_Exercise details_
Report how many lines hold the word "values"; answer with the number alone.

※

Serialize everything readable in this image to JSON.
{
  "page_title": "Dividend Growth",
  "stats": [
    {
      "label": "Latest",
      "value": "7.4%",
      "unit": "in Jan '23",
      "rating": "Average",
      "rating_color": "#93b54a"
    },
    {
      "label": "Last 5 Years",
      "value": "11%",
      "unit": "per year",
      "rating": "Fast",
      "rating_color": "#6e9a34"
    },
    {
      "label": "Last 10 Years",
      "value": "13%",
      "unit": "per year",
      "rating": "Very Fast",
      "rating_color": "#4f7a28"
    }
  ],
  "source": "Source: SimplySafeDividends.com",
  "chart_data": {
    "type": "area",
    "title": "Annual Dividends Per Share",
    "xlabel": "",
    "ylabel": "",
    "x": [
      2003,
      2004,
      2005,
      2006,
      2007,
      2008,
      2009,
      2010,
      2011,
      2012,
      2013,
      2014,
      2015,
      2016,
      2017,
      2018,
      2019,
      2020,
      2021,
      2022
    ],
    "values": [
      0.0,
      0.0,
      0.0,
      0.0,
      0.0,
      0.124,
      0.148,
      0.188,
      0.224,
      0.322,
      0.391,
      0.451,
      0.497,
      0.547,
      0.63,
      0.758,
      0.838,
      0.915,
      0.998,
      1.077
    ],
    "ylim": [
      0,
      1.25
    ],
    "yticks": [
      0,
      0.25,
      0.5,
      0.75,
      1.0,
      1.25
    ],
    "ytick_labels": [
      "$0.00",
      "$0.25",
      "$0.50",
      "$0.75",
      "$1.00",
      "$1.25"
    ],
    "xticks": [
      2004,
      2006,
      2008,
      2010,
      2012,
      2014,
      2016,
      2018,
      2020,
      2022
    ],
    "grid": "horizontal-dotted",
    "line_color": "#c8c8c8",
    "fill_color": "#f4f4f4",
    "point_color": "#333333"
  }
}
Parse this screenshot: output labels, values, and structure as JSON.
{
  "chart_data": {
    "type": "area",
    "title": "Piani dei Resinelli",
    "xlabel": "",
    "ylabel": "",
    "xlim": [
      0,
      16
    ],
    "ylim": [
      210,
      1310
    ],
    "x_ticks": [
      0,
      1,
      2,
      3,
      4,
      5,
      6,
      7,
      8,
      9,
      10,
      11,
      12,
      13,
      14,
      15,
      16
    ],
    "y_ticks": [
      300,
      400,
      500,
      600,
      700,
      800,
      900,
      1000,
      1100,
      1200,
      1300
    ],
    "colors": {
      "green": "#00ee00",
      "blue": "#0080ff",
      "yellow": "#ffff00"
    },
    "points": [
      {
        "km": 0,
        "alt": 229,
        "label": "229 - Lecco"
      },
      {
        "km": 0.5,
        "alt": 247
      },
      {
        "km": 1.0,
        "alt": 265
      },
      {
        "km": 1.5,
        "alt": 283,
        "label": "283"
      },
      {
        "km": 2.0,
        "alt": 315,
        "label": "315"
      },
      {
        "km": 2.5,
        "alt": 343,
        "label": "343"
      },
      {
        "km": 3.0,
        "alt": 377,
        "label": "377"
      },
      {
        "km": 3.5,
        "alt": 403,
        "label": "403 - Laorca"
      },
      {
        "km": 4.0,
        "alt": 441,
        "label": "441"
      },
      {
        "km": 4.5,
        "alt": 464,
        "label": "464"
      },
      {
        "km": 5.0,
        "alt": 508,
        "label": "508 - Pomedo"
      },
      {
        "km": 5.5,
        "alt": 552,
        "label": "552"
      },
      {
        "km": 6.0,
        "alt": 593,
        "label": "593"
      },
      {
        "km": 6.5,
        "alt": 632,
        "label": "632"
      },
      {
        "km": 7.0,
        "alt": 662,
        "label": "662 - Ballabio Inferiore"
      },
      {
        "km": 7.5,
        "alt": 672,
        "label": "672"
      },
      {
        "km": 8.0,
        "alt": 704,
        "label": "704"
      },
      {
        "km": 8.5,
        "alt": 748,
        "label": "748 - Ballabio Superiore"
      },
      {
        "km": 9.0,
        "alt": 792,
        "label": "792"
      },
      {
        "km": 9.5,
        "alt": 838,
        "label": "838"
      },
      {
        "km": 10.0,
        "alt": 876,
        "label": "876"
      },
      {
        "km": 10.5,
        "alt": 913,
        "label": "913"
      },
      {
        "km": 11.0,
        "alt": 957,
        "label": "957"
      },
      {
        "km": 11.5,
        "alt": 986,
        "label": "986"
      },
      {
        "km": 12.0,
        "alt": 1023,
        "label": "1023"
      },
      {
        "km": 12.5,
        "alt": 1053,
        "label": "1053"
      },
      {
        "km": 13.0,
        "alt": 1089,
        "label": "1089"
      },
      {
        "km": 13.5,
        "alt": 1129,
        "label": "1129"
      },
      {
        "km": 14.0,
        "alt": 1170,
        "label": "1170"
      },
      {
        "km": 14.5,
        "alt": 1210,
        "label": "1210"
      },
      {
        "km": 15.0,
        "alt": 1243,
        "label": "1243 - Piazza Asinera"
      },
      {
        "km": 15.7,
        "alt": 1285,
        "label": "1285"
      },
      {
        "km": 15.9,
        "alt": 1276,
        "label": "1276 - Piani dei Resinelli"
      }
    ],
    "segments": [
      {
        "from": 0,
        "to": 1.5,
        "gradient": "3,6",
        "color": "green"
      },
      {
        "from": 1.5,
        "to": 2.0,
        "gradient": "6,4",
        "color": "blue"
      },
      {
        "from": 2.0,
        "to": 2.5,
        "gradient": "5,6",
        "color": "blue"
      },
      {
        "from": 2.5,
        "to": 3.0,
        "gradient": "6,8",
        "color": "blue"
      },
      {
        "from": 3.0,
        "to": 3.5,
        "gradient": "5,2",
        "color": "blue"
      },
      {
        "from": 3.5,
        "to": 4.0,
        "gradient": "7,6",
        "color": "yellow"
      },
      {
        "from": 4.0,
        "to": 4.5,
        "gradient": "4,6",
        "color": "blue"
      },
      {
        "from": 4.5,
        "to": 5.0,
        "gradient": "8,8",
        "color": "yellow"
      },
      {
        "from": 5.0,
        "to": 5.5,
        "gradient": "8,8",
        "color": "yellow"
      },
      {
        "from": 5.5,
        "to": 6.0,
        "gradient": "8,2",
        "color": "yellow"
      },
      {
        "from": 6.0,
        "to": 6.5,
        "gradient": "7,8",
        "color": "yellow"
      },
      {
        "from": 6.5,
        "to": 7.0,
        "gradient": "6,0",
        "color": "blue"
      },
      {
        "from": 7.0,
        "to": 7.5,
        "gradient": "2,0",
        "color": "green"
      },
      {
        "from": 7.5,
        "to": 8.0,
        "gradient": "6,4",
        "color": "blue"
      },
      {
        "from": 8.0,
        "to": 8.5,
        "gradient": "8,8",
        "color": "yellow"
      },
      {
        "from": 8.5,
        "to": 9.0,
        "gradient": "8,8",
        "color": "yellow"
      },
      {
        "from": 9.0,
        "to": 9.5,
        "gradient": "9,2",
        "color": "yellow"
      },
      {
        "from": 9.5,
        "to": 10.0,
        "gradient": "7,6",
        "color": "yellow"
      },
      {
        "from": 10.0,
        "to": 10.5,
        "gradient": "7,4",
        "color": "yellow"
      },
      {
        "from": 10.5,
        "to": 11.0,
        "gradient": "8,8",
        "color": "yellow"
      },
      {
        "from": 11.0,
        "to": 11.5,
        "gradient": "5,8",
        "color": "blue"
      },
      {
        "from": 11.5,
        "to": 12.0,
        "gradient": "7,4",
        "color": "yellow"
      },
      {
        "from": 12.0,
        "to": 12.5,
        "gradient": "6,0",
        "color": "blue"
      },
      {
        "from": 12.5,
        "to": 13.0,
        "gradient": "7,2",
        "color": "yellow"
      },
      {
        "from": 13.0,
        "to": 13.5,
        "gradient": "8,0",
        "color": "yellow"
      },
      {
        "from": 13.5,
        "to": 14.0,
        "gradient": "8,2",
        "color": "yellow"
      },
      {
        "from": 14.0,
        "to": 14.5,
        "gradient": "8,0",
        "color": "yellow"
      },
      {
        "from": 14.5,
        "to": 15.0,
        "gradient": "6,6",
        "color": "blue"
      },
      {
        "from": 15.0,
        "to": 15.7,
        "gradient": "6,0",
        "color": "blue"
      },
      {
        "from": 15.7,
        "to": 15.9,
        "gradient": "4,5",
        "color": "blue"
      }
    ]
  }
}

※

_Final result_
2